▶ **Data supplied**:
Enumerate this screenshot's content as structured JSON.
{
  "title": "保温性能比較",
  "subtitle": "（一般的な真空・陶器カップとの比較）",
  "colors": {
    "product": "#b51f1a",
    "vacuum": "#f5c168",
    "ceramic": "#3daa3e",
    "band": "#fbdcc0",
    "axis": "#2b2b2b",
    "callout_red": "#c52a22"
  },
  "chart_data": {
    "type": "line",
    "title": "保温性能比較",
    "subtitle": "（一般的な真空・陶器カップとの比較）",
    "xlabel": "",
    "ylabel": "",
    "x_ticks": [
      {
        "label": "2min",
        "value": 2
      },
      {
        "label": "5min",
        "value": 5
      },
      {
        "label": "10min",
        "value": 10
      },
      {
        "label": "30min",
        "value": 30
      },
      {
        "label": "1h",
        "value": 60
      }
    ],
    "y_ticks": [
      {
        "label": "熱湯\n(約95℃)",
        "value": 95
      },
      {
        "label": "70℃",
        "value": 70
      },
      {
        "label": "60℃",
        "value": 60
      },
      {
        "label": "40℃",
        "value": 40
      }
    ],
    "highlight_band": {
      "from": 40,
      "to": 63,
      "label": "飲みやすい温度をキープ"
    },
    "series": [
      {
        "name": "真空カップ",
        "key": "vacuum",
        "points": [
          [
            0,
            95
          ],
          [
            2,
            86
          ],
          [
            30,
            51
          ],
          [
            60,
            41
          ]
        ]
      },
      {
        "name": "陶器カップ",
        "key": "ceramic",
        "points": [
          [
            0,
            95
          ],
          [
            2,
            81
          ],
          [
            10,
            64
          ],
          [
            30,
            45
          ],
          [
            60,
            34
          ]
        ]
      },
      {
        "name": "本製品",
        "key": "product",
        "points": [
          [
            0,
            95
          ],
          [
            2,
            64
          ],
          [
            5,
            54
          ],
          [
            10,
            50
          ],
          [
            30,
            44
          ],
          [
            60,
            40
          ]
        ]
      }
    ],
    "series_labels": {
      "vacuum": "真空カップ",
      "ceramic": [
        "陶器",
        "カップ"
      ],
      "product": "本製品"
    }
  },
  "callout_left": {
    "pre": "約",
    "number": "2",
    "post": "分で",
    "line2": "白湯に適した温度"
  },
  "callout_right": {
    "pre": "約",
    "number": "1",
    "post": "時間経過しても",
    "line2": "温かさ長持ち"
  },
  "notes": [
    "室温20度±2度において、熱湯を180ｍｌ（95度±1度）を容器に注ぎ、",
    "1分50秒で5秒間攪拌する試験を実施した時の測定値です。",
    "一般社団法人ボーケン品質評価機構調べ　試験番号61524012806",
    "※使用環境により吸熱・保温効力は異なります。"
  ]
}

▶ **Goal**:
From the entries above, return each line with the word "一般的な真空" in it.

▶ **Reply to the task**:
  "subtitle": "（一般的な真空・陶器カップとの比較）",
    "subtitle": "（一般的な真空・陶器カップとの比較）",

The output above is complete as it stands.